(Stored entries)

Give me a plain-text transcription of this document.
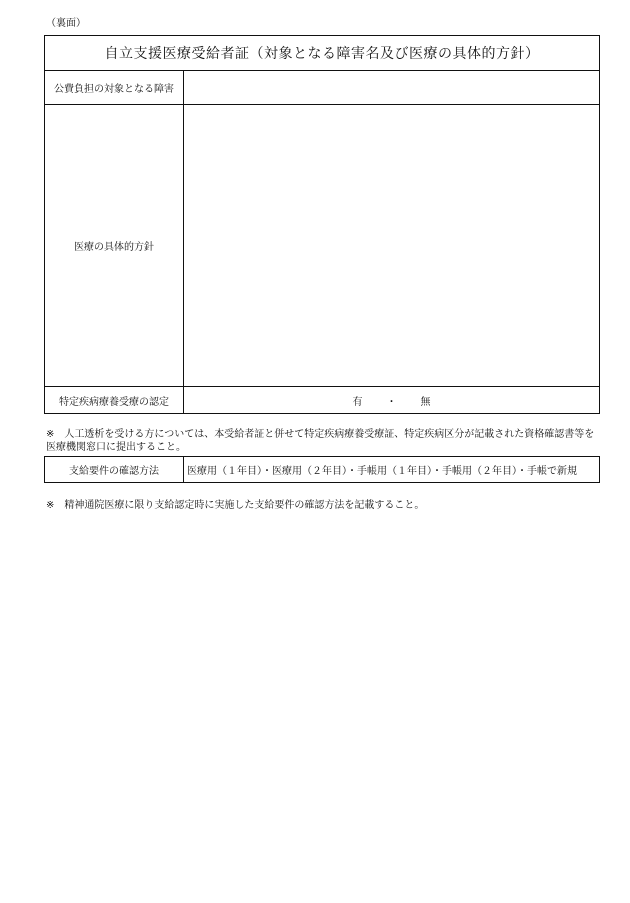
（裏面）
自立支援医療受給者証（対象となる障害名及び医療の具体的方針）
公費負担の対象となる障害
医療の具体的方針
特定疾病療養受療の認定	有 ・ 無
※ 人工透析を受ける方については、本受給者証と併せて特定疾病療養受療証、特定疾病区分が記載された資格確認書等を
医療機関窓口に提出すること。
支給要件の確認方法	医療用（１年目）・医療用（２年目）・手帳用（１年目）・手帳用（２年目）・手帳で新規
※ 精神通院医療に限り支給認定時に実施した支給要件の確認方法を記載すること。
==
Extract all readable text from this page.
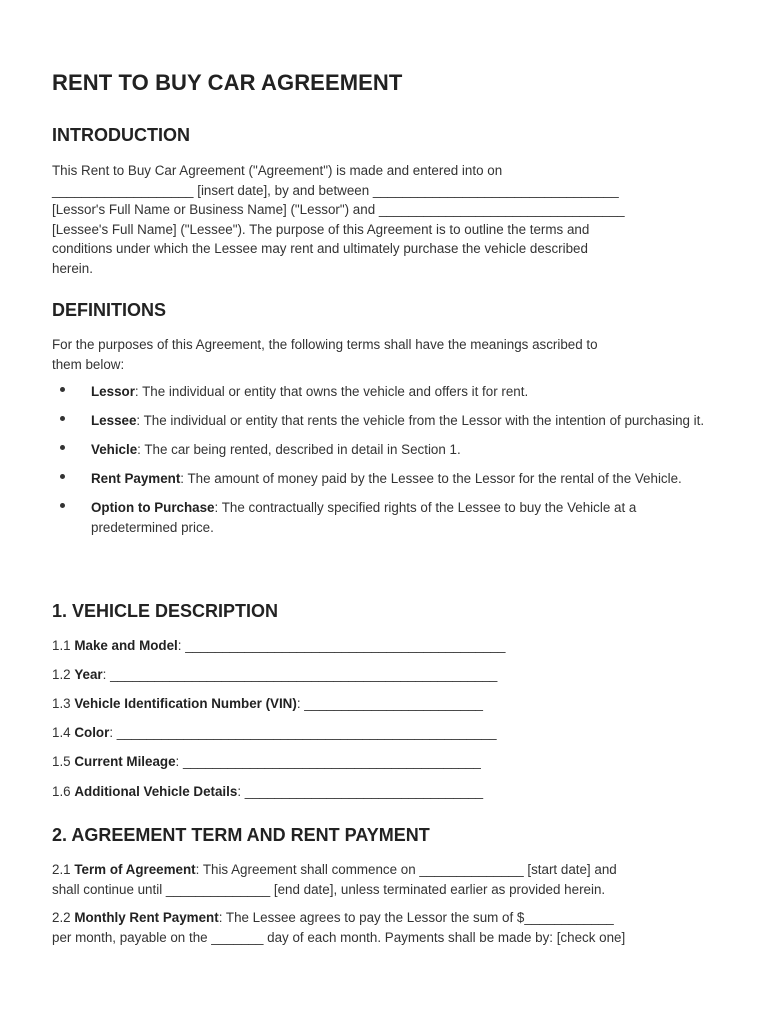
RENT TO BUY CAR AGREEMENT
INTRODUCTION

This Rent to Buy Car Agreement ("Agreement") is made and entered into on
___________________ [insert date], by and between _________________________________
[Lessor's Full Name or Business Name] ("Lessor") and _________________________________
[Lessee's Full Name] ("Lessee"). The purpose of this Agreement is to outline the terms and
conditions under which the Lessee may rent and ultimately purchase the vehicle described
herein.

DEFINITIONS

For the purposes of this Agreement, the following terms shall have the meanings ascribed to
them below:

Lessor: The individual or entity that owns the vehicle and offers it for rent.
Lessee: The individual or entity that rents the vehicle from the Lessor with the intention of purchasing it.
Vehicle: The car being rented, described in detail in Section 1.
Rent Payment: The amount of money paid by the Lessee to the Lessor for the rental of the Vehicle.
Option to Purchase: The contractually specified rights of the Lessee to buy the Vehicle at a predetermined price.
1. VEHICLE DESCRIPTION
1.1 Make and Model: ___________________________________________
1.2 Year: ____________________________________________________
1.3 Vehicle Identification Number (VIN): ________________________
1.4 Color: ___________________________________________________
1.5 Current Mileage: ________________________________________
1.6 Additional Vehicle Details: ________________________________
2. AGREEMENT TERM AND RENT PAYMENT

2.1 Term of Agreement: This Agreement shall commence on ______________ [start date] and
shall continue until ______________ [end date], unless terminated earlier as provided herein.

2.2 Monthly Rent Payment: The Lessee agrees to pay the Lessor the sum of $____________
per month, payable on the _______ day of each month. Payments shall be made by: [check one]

Requirement: Among the lines of the listing, how many hold the string "individual"? Respond with only the number.

Correct answer: 2